### TASK GOAL:
Below are the records. List every line holding the word "color".

[Records from a collection]
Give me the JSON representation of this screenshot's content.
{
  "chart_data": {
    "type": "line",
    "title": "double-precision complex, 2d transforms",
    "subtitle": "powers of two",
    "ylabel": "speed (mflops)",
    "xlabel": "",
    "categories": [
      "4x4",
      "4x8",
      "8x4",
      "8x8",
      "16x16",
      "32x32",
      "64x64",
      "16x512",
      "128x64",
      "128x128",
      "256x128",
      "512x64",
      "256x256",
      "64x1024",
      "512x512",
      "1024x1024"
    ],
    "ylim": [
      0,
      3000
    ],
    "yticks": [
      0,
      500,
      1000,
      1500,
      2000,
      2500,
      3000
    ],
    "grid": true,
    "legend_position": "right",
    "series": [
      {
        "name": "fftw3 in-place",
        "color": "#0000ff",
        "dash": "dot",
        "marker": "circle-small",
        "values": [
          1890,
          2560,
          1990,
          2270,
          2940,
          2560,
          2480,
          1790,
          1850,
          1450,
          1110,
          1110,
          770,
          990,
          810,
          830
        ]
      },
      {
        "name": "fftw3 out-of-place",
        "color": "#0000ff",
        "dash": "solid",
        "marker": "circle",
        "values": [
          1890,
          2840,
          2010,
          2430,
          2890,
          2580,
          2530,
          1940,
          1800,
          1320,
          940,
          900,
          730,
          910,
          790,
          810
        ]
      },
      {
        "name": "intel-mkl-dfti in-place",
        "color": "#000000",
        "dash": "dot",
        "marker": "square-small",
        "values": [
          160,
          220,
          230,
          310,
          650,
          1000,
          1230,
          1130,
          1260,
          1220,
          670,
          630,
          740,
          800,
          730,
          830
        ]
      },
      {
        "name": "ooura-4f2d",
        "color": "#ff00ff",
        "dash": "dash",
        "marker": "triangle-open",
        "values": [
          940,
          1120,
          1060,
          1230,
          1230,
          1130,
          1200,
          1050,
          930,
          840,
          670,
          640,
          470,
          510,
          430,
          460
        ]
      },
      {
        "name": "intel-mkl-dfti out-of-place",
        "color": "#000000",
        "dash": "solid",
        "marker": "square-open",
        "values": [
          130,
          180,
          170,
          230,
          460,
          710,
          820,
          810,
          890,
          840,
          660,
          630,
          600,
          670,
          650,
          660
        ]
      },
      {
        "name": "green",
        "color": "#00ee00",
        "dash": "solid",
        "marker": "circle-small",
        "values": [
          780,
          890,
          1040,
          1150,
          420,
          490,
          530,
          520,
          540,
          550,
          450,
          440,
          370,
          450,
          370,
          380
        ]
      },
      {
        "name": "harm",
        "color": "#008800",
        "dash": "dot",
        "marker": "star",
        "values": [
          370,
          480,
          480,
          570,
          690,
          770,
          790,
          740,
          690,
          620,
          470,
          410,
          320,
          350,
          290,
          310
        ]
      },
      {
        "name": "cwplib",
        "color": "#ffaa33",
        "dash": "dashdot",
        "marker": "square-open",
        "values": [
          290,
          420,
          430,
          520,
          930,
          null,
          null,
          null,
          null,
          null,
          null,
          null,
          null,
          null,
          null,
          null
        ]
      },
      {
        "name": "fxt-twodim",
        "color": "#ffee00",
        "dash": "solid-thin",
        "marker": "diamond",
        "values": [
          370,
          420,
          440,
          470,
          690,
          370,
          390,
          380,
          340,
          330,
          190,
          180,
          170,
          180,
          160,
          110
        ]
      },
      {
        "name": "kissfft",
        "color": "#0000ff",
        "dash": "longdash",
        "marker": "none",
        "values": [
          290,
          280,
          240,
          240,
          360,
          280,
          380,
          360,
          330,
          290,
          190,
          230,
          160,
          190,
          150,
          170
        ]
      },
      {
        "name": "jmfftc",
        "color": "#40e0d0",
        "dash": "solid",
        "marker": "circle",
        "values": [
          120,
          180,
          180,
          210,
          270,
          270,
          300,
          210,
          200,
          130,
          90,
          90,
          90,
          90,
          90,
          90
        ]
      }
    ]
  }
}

### THE REPLY:
        "color": "#0000ff",
        "color": "#0000ff",
        "color": "#000000",
        "color": "#ff00ff",
        "color": "#000000",
        "color": "#00ee00",
        "color": "#008800",
        "color": "#ffaa33",
        "color": "#ffee00",
        "color": "#0000ff",
        "color": "#40e0d0",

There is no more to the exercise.